What to produce -> From the listing below, extract each line containing the string "己烯醇丁酸酯".

Task input ->
++++++++++

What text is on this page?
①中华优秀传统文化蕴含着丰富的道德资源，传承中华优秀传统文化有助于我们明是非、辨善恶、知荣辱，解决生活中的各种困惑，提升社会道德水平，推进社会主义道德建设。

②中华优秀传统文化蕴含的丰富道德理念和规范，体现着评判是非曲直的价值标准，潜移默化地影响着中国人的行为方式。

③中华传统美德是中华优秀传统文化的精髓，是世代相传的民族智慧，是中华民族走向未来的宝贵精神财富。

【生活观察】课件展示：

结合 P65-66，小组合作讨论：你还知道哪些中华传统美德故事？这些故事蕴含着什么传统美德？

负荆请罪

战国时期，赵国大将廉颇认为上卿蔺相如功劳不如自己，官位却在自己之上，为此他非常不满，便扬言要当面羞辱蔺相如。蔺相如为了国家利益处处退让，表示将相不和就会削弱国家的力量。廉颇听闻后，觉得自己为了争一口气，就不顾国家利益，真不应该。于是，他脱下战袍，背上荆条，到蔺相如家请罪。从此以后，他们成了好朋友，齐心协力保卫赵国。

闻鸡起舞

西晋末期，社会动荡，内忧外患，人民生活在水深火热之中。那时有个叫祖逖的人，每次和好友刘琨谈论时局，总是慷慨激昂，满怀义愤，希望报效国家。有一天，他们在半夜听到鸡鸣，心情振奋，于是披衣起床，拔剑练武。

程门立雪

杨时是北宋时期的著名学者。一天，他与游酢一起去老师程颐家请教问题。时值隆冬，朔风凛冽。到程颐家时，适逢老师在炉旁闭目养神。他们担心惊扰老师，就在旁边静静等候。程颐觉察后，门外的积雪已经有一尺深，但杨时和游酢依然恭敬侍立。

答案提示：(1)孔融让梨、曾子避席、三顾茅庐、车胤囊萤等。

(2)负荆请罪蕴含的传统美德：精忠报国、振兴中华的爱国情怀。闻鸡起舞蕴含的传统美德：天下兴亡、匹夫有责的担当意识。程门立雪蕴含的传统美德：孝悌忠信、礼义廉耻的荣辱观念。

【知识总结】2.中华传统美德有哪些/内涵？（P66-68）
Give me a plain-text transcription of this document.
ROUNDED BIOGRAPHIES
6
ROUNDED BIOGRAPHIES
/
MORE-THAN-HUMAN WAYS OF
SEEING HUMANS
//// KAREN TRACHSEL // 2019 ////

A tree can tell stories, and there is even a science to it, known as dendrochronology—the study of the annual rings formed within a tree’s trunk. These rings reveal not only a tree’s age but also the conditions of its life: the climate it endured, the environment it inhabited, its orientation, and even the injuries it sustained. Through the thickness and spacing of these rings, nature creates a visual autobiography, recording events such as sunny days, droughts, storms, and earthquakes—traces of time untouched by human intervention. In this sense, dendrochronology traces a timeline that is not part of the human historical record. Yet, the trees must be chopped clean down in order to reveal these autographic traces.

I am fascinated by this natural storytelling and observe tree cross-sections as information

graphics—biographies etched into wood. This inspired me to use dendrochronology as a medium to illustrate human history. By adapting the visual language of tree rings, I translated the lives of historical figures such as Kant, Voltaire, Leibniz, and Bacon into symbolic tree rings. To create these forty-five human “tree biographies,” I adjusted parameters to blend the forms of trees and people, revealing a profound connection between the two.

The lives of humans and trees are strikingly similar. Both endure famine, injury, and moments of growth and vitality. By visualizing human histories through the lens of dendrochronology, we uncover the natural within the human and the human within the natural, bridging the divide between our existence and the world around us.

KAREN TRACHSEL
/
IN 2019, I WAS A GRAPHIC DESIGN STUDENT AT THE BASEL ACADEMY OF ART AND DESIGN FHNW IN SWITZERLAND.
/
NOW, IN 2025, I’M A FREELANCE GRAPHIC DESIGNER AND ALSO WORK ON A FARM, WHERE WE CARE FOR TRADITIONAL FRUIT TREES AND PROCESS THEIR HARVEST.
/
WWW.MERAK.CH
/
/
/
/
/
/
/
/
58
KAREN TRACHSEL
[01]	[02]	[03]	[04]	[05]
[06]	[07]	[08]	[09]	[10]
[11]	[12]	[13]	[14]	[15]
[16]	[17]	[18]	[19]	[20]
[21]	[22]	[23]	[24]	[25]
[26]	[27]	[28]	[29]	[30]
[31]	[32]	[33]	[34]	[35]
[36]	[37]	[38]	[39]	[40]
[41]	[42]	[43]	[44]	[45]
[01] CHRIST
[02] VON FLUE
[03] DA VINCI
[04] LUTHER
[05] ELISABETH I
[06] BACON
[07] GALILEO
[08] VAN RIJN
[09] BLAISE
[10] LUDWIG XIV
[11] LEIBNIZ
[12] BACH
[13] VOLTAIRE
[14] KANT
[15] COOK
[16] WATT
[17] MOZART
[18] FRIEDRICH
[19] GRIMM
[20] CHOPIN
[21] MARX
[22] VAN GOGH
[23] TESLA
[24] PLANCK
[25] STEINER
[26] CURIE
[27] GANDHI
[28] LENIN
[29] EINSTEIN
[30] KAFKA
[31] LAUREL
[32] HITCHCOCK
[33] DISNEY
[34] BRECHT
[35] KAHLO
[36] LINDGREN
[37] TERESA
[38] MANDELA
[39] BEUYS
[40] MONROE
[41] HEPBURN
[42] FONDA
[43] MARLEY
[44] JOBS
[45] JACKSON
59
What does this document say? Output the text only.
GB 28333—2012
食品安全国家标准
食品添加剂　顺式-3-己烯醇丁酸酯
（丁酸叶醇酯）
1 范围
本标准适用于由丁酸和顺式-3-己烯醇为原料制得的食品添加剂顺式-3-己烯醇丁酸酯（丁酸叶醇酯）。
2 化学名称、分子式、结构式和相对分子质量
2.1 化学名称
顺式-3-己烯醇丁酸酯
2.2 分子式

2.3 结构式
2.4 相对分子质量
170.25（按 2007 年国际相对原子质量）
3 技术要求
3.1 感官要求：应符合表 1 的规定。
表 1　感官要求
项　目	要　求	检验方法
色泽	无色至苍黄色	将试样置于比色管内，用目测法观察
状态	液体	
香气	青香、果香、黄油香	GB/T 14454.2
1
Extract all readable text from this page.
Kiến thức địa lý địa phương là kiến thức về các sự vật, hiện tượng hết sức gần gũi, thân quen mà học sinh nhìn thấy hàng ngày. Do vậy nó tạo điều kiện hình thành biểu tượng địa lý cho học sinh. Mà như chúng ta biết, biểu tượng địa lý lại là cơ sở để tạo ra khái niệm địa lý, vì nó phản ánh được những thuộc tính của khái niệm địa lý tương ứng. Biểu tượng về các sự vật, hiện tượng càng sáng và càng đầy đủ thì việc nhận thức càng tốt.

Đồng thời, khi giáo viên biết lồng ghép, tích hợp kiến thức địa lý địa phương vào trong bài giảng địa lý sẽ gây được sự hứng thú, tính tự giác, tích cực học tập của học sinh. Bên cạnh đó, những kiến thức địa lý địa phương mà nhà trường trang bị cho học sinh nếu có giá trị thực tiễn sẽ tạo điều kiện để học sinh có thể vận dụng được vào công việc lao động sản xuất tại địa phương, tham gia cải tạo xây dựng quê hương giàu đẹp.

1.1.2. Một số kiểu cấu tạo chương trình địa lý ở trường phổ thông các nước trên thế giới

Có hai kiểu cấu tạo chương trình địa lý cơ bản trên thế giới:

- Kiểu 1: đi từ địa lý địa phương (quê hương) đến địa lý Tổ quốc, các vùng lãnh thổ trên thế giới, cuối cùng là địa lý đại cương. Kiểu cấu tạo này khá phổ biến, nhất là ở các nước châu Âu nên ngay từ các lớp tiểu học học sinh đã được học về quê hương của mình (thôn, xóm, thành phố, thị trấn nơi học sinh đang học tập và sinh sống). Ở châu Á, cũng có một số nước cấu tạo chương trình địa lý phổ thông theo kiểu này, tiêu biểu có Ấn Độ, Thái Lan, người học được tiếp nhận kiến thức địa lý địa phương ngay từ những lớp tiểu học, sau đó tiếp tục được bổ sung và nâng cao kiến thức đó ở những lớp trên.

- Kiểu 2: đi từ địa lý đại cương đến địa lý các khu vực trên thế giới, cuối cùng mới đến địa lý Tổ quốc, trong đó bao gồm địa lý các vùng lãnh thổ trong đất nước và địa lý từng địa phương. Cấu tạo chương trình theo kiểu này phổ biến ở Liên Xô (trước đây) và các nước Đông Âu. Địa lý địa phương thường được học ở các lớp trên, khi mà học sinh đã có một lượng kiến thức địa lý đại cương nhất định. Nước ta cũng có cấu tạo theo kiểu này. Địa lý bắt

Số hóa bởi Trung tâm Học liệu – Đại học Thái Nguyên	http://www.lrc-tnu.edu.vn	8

++++++++++

Result ->
食品添加剂　顺式-3-己烯醇丁酸酯
本标准适用于由丁酸和顺式-3-己烯醇为原料制得的食品添加剂顺式-3-己烯醇丁酸酯（丁酸叶醇酯）。
顺式-3-己烯醇丁酸酯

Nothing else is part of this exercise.